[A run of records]
↓↓↓

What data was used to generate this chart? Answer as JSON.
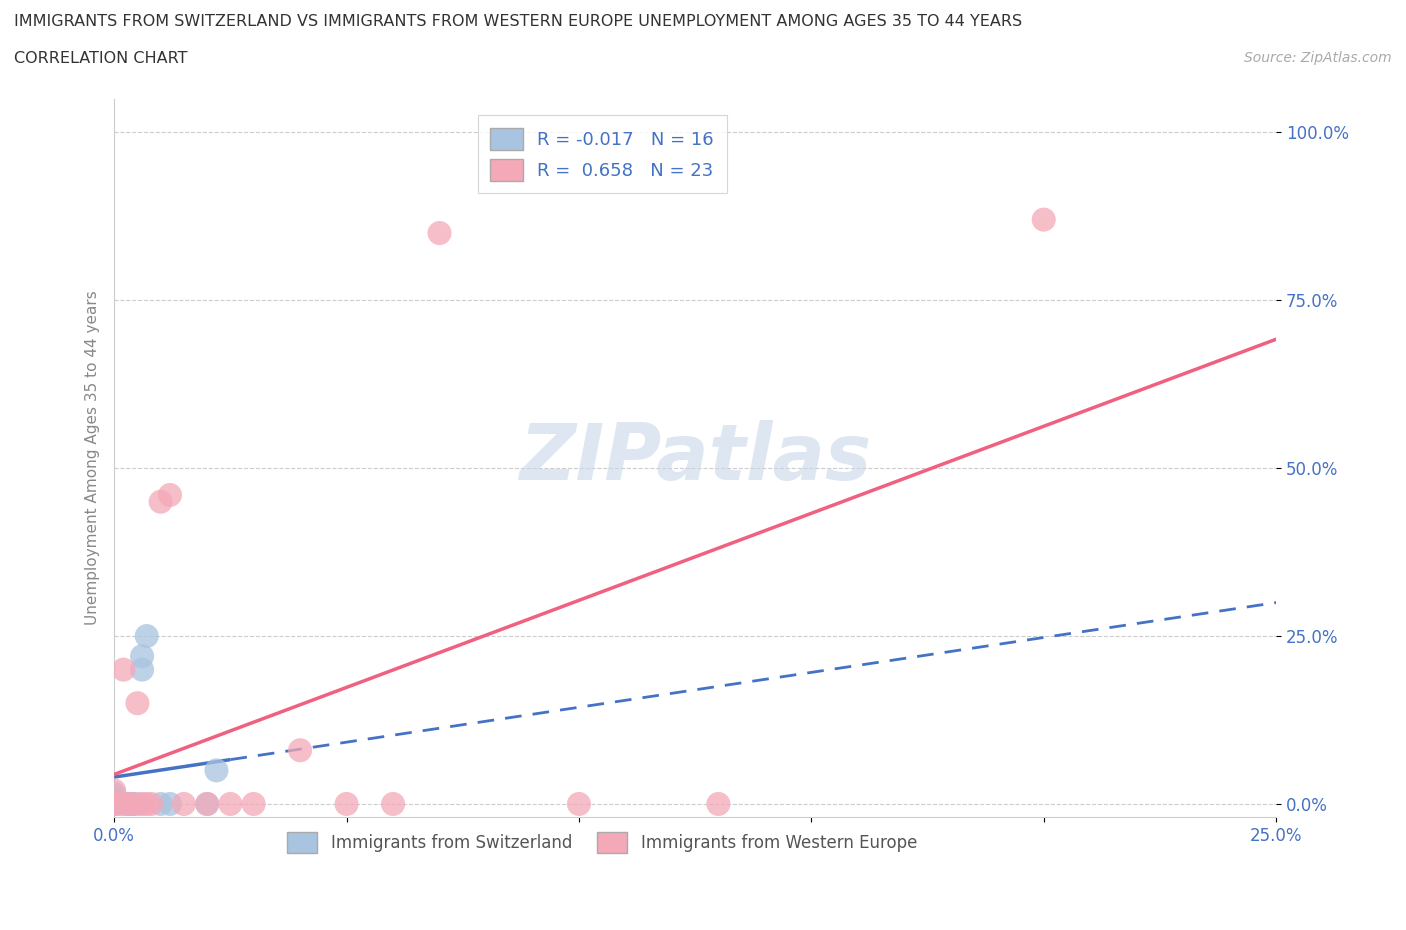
{
  "title_line1": "IMMIGRANTS FROM SWITZERLAND VS IMMIGRANTS FROM WESTERN EUROPE UNEMPLOYMENT AMONG AGES 35 TO 44 YEARS",
  "title_line2": "CORRELATION CHART",
  "source_text": "Source: ZipAtlas.com",
  "xlabel": "Immigrants from Switzerland",
  "ylabel": "Unemployment Among Ages 35 to 44 years",
  "xlim": [
    0.0,
    0.25
  ],
  "ylim": [
    -0.02,
    1.05
  ],
  "x_ticks": [
    0.0,
    0.05,
    0.1,
    0.15,
    0.2,
    0.25
  ],
  "x_tick_labels": [
    "0.0%",
    "",
    "",
    "",
    "",
    "25.0%"
  ],
  "y_ticks": [
    0.0,
    0.25,
    0.5,
    0.75,
    1.0
  ],
  "y_tick_labels": [
    "0.0%",
    "25.0%",
    "50.0%",
    "75.0%",
    "100.0%"
  ],
  "switzerland_color": "#a8c4e0",
  "western_europe_color": "#f4a8b8",
  "switzerland_line_color": "#4472c4",
  "western_europe_line_color": "#f06080",
  "r_switzerland": -0.017,
  "n_switzerland": 16,
  "r_western_europe": 0.658,
  "n_western_europe": 23,
  "switzerland_x": [
    0.0,
    0.0,
    0.0,
    0.0,
    0.002,
    0.003,
    0.003,
    0.004,
    0.005,
    0.006,
    0.006,
    0.007,
    0.01,
    0.012,
    0.02,
    0.022
  ],
  "switzerland_y": [
    0.0,
    0.0,
    0.01,
    0.015,
    0.0,
    0.0,
    0.0,
    0.0,
    0.0,
    0.2,
    0.22,
    0.25,
    0.0,
    0.0,
    0.0,
    0.05
  ],
  "western_europe_x": [
    0.0,
    0.0,
    0.001,
    0.002,
    0.003,
    0.004,
    0.005,
    0.006,
    0.007,
    0.008,
    0.01,
    0.012,
    0.015,
    0.02,
    0.025,
    0.03,
    0.04,
    0.05,
    0.06,
    0.07,
    0.1,
    0.13,
    0.2
  ],
  "western_europe_y": [
    0.0,
    0.02,
    0.0,
    0.2,
    0.0,
    0.0,
    0.15,
    0.0,
    0.0,
    0.0,
    0.45,
    0.46,
    0.0,
    0.0,
    0.0,
    0.0,
    0.08,
    0.0,
    0.0,
    0.85,
    0.0,
    0.0,
    0.87
  ],
  "grid_color": "#cccccc",
  "background_color": "#ffffff",
  "watermark_text": "ZIPatlas",
  "watermark_color": "#c8d8e8",
  "tick_label_color": "#4472c4",
  "ylabel_color": "#888888",
  "title_color": "#333333"
}
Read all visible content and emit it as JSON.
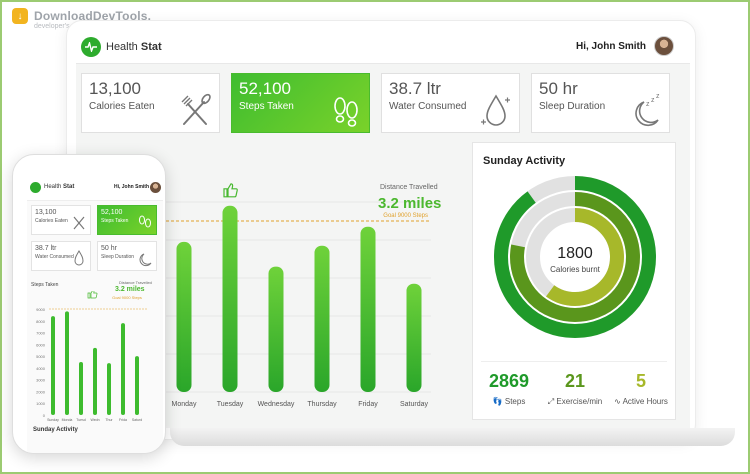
{
  "watermark": {
    "brand": "DownloadDevTools.",
    "tagline": "developer's paradise"
  },
  "app": {
    "name_prefix": "Health",
    "name_bold": "Stat",
    "greeting": "Hi, John Smith"
  },
  "cards": [
    {
      "value": "13,100",
      "label": "Calories Eaten",
      "icon": "fork-knife-icon",
      "active": false
    },
    {
      "value": "52,100",
      "label": "Steps Taken",
      "icon": "footprints-icon",
      "active": true
    },
    {
      "value": "38.7 ltr",
      "label": "Water Consumed",
      "icon": "water-drop-icon",
      "active": false
    },
    {
      "value": "50 hr",
      "label": "Sleep Duration",
      "icon": "moon-sleep-icon",
      "active": false
    }
  ],
  "distance": {
    "label": "Distance Travelled",
    "value": "3.2 miles"
  },
  "chart_data": {
    "type": "bar",
    "title": "Steps Taken",
    "categories": [
      "Monday",
      "Tuesday",
      "Wednesday",
      "Thursday",
      "Friday",
      "Saturday"
    ],
    "values": [
      7900,
      9800,
      6600,
      7700,
      8700,
      5700
    ],
    "goal": 9000,
    "goal_label": "Goal 9000 Steps",
    "best_day": "Tuesday",
    "phone_yticks": [
      "9000",
      "8000",
      "7000",
      "6000",
      "5000",
      "4000",
      "3000",
      "2000",
      "1000",
      "0"
    ],
    "phone_categories": [
      "Sunday",
      "Monday",
      "Tuesday",
      "Wednesday",
      "Thursday",
      "Friday",
      "Saturday"
    ],
    "phone_category_labels": [
      "Sunday",
      "Monda",
      "Tuesd",
      "Wedn",
      "Thur",
      "Frida",
      "Saturd"
    ],
    "phone_values": [
      8400,
      8800,
      4500,
      5700,
      4400,
      7800,
      5000
    ],
    "ylim": [
      0,
      10000
    ]
  },
  "activity": {
    "title": "Sunday Activity",
    "calories_value": "1800",
    "calories_label": "Calories burnt",
    "rings": [
      {
        "name": "Steps",
        "fraction": 0.9,
        "color": "#1f9a2a"
      },
      {
        "name": "Exercise",
        "fraction": 0.78,
        "color": "#5a961c"
      },
      {
        "name": "Active Hours",
        "fraction": 0.6,
        "color": "#a7b82a"
      }
    ],
    "stats": [
      {
        "value": "2869",
        "label": "Steps",
        "icon": "footsteps-icon",
        "color": "#1f9a2a"
      },
      {
        "value": "21",
        "label": "Exercise/min",
        "icon": "dumbbell-icon",
        "color": "#5a961c"
      },
      {
        "value": "5",
        "label": "Active Hours",
        "icon": "pulse-icon",
        "color": "#a7b82a"
      }
    ]
  },
  "phone": {
    "cards": [
      {
        "value": "13,100",
        "label": "Calories Eaten"
      },
      {
        "value": "52,100",
        "label": "Steps Taken"
      },
      {
        "value": "38.7 ltr",
        "label": "Water Consumed"
      },
      {
        "value": "50 hr",
        "label": "Sleep Duration"
      }
    ],
    "chart_title": "Steps Taken",
    "distance_label": "Distance Travelled",
    "distance_value": "3.2 miles",
    "goal_label": "Goal 9000 Steps",
    "activity_title": "Sunday Activity"
  },
  "colors": {
    "accent": "#3fbd30",
    "accent_light": "#7ad22a",
    "goal_line": "#e0a12c"
  }
}
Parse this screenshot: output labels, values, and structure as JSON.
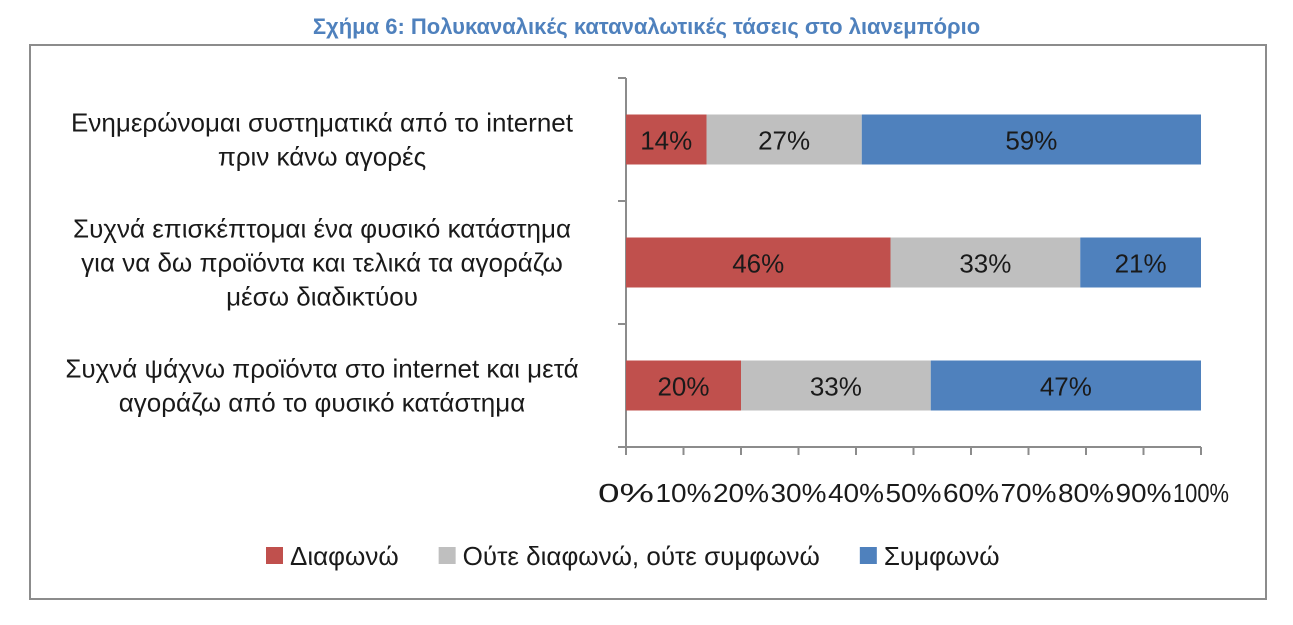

↑↑↑

• _Exercise directions_
Quote every record above exactly, leaving out the pictures.

• _Solution below_
What data was used to generate this chart? Answer as JSON.
{
  "title_line1": "IMMIGRANTS FROM SWITZERLAND VS IMMIGRANTS FROM WESTERN EUROPE UNEMPLOYMENT AMONG AGES 35 TO 44 YEARS",
  "title_line2": "CORRELATION CHART",
  "source_text": "Source: ZipAtlas.com",
  "xlabel": "Immigrants from Switzerland",
  "ylabel": "Unemployment Among Ages 35 to 44 years",
  "xlim": [
    0.0,
    0.25
  ],
  "ylim": [
    -0.02,
    1.05
  ],
  "x_ticks": [
    0.0,
    0.05,
    0.1,
    0.15,
    0.2,
    0.25
  ],
  "x_tick_labels": [
    "0.0%",
    "",
    "",
    "",
    "",
    "25.0%"
  ],
  "y_ticks": [
    0.0,
    0.25,
    0.5,
    0.75,
    1.0
  ],
  "y_tick_labels": [
    "0.0%",
    "25.0%",
    "50.0%",
    "75.0%",
    "100.0%"
  ],
  "switzerland_color": "#a8c4e0",
  "western_europe_color": "#f4a8b8",
  "switzerland_line_color": "#4472c4",
  "western_europe_line_color": "#f06080",
  "r_switzerland": -0.017,
  "n_switzerland": 16,
  "r_western_europe": 0.658,
  "n_western_europe": 23,
  "switzerland_x": [
    0.0,
    0.0,
    0.0,
    0.0,
    0.002,
    0.003,
    0.003,
    0.004,
    0.005,
    0.006,
    0.006,
    0.007,
    0.01,
    0.012,
    0.02,
    0.022
  ],
  "switzerland_y": [
    0.0,
    0.0,
    0.01,
    0.015,
    0.0,
    0.0,
    0.0,
    0.0,
    0.0,
    0.2,
    0.22,
    0.25,
    0.0,
    0.0,
    0.0,
    0.05
  ],
  "western_europe_x": [
    0.0,
    0.0,
    0.001,
    0.002,
    0.003,
    0.004,
    0.005,
    0.006,
    0.007,
    0.008,
    0.01,
    0.012,
    0.015,
    0.02,
    0.025,
    0.03,
    0.04,
    0.05,
    0.06,
    0.07,
    0.1,
    0.13,
    0.2
  ],
  "western_europe_y": [
    0.0,
    0.02,
    0.0,
    0.2,
    0.0,
    0.0,
    0.15,
    0.0,
    0.0,
    0.0,
    0.45,
    0.46,
    0.0,
    0.0,
    0.0,
    0.0,
    0.08,
    0.0,
    0.0,
    0.85,
    0.0,
    0.0,
    0.87
  ],
  "grid_color": "#cccccc",
  "background_color": "#ffffff",
  "watermark_text": "ZIPatlas",
  "watermark_color": "#c8d8e8",
  "tick_label_color": "#4472c4",
  "ylabel_color": "#888888",
  "title_color": "#333333"
}
Read all visible content and emit it as JSON.
{
  "watermark": {
    "brand": "DownloadDevTools.",
    "tagline": "developer's paradise"
  },
  "app": {
    "name_prefix": "Health",
    "name_bold": "Stat",
    "greeting": "Hi, John Smith"
  },
  "cards": [
    {
      "value": "13,100",
      "label": "Calories Eaten",
      "icon": "fork-knife-icon",
      "active": false
    },
    {
      "value": "52,100",
      "label": "Steps Taken",
      "icon": "footprints-icon",
      "active": true
    },
    {
      "value": "38.7 ltr",
      "label": "Water Consumed",
      "icon": "water-drop-icon",
      "active": false
    },
    {
      "value": "50 hr",
      "label": "Sleep Duration",
      "icon": "moon-sleep-icon",
      "active": false
    }
  ],
  "distance": {
    "label": "Distance Travelled",
    "value": "3.2 miles"
  },
  "chart_data": {
    "type": "bar",
    "title": "Steps Taken",
    "categories": [
      "Monday",
      "Tuesday",
      "Wednesday",
      "Thursday",
      "Friday",
      "Saturday"
    ],
    "values": [
      7900,
      9800,
      6600,
      7700,
      8700,
      5700
    ],
    "goal": 9000,
    "goal_label": "Goal 9000 Steps",
    "best_day": "Tuesday",
    "phone_yticks": [
      "9000",
      "8000",
      "7000",
      "6000",
      "5000",
      "4000",
      "3000",
      "2000",
      "1000",
      "0"
    ],
    "phone_categories": [
      "Sunday",
      "Monday",
      "Tuesday",
      "Wednesday",
      "Thursday",
      "Friday",
      "Saturday"
    ],
    "phone_category_labels": [
      "Sunday",
      "Monda",
      "Tuesd",
      "Wedn",
      "Thur",
      "Frida",
      "Saturd"
    ],
    "phone_values": [
      8400,
      8800,
      4500,
      5700,
      4400,
      7800,
      5000
    ],
    "ylim": [
      0,
      10000
    ]
  },
  "activity": {
    "title": "Sunday Activity",
    "calories_value": "1800",
    "calories_label": "Calories burnt",
    "rings": [
      {
        "name": "Steps",
        "fraction": 0.9,
        "color": "#1f9a2a"
      },
      {
        "name": "Exercise",
        "fraction": 0.78,
        "color": "#5a961c"
      },
      {
        "name": "Active Hours",
        "fraction": 0.6,
        "color": "#a7b82a"
      }
    ],
    "stats": [
      {
        "value": "2869",
        "label": "Steps",
        "icon": "footsteps-icon",
        "color": "#1f9a2a"
      },
      {
        "value": "21",
        "label": "Exercise/min",
        "icon": "dumbbell-icon",
        "color": "#5a961c"
      },
      {
        "value": "5",
        "label": "Active Hours",
        "icon": "pulse-icon",
        "color": "#a7b82a"
      }
    ]
  },
  "phone": {
    "cards": [
      {
        "value": "13,100",
        "label": "Calories Eaten"
      },
      {
        "value": "52,100",
        "label": "Steps Taken"
      },
      {
        "value": "38.7 ltr",
        "label": "Water Consumed"
      },
      {
        "value": "50 hr",
        "label": "Sleep Duration"
      }
    ],
    "chart_title": "Steps Taken",
    "distance_label": "Distance Travelled",
    "distance_value": "3.2 miles",
    "goal_label": "Goal 9000 Steps",
    "activity_title": "Sunday Activity"
  },
  "colors": {
    "accent": "#3fbd30",
    "accent_light": "#7ad22a",
    "goal_line": "#e0a12c"
  }
}
Parse this screenshot: output labels, values, and structure as JSON.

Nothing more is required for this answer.